Find and return each line containing "your".

**Dataset excerpts:**
* BEGIN *
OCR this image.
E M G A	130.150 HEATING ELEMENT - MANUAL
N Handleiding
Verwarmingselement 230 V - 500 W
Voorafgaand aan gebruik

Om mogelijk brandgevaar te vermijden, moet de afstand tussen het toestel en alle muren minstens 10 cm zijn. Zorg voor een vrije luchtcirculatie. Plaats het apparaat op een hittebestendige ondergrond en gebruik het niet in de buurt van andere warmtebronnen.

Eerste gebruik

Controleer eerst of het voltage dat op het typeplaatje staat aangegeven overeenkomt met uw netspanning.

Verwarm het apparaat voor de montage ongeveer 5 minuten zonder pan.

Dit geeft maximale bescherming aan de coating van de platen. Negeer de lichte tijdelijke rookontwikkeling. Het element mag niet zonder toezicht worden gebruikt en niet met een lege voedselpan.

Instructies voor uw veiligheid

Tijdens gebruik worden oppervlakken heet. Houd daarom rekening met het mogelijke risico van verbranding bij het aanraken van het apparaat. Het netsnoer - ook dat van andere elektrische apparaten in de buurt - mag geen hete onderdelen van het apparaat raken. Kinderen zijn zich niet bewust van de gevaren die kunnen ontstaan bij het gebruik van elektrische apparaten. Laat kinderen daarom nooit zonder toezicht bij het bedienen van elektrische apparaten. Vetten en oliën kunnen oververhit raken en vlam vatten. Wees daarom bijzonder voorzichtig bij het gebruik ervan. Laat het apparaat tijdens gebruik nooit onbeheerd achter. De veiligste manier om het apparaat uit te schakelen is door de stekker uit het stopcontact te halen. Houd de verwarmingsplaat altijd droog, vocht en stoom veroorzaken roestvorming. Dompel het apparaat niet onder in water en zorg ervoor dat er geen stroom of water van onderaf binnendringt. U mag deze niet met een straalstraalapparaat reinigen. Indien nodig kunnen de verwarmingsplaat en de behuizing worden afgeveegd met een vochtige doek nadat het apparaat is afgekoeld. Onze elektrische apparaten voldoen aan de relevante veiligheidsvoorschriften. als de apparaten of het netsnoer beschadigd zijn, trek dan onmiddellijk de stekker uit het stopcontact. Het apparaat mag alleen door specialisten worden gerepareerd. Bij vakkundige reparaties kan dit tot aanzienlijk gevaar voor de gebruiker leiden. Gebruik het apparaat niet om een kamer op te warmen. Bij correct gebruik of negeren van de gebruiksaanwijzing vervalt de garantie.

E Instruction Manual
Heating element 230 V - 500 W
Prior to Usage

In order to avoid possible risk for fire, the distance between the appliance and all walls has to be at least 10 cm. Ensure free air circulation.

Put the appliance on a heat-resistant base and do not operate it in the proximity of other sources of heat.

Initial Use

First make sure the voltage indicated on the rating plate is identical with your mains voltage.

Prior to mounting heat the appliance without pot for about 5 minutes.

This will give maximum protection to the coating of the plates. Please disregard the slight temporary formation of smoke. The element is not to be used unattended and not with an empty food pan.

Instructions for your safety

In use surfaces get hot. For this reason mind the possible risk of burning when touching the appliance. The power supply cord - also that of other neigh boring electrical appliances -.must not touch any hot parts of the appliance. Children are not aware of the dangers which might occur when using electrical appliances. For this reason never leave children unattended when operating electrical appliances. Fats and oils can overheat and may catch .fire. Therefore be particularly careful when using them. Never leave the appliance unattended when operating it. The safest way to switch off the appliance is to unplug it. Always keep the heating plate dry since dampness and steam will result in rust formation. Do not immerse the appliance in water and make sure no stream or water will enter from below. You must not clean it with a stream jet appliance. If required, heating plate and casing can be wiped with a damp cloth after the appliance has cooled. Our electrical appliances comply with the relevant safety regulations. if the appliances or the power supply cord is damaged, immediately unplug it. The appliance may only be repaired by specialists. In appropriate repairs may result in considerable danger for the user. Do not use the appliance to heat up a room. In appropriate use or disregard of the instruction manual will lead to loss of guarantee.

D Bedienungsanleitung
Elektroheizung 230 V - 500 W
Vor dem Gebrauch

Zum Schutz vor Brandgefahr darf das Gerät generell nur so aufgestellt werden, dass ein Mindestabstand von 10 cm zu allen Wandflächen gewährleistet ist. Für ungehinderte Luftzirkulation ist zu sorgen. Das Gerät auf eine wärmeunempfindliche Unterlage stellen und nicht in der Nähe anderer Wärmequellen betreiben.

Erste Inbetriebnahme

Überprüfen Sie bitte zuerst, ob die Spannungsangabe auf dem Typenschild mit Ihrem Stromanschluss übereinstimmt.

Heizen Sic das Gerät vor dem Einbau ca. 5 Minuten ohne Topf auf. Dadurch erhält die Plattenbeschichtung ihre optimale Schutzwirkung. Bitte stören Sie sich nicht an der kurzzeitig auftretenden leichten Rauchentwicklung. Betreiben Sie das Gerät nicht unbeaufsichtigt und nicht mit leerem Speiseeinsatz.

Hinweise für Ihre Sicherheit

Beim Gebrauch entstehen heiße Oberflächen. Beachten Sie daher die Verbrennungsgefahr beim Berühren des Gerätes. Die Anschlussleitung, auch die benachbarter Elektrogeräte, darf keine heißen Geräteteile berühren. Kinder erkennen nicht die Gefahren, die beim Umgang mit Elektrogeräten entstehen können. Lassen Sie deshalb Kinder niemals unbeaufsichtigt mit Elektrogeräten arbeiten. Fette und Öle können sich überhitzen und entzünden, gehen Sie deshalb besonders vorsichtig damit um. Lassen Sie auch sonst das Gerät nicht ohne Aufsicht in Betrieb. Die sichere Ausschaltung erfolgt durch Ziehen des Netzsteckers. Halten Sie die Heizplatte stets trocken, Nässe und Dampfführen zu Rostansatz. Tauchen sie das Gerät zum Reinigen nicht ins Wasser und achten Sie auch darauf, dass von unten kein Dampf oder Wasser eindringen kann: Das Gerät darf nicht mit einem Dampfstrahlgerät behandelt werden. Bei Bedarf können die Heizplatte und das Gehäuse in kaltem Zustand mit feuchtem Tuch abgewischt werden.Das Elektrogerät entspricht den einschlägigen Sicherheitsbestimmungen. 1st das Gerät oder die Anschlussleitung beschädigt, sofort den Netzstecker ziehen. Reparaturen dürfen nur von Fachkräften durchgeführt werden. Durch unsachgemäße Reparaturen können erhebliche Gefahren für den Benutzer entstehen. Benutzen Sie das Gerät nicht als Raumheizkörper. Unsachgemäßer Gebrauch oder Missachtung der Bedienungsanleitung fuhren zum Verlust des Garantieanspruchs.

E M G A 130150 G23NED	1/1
* END *
**Output of the exercise:**
First make sure the voltage indicated on the rating plate is identical with your mains voltage.
Instructions for your safety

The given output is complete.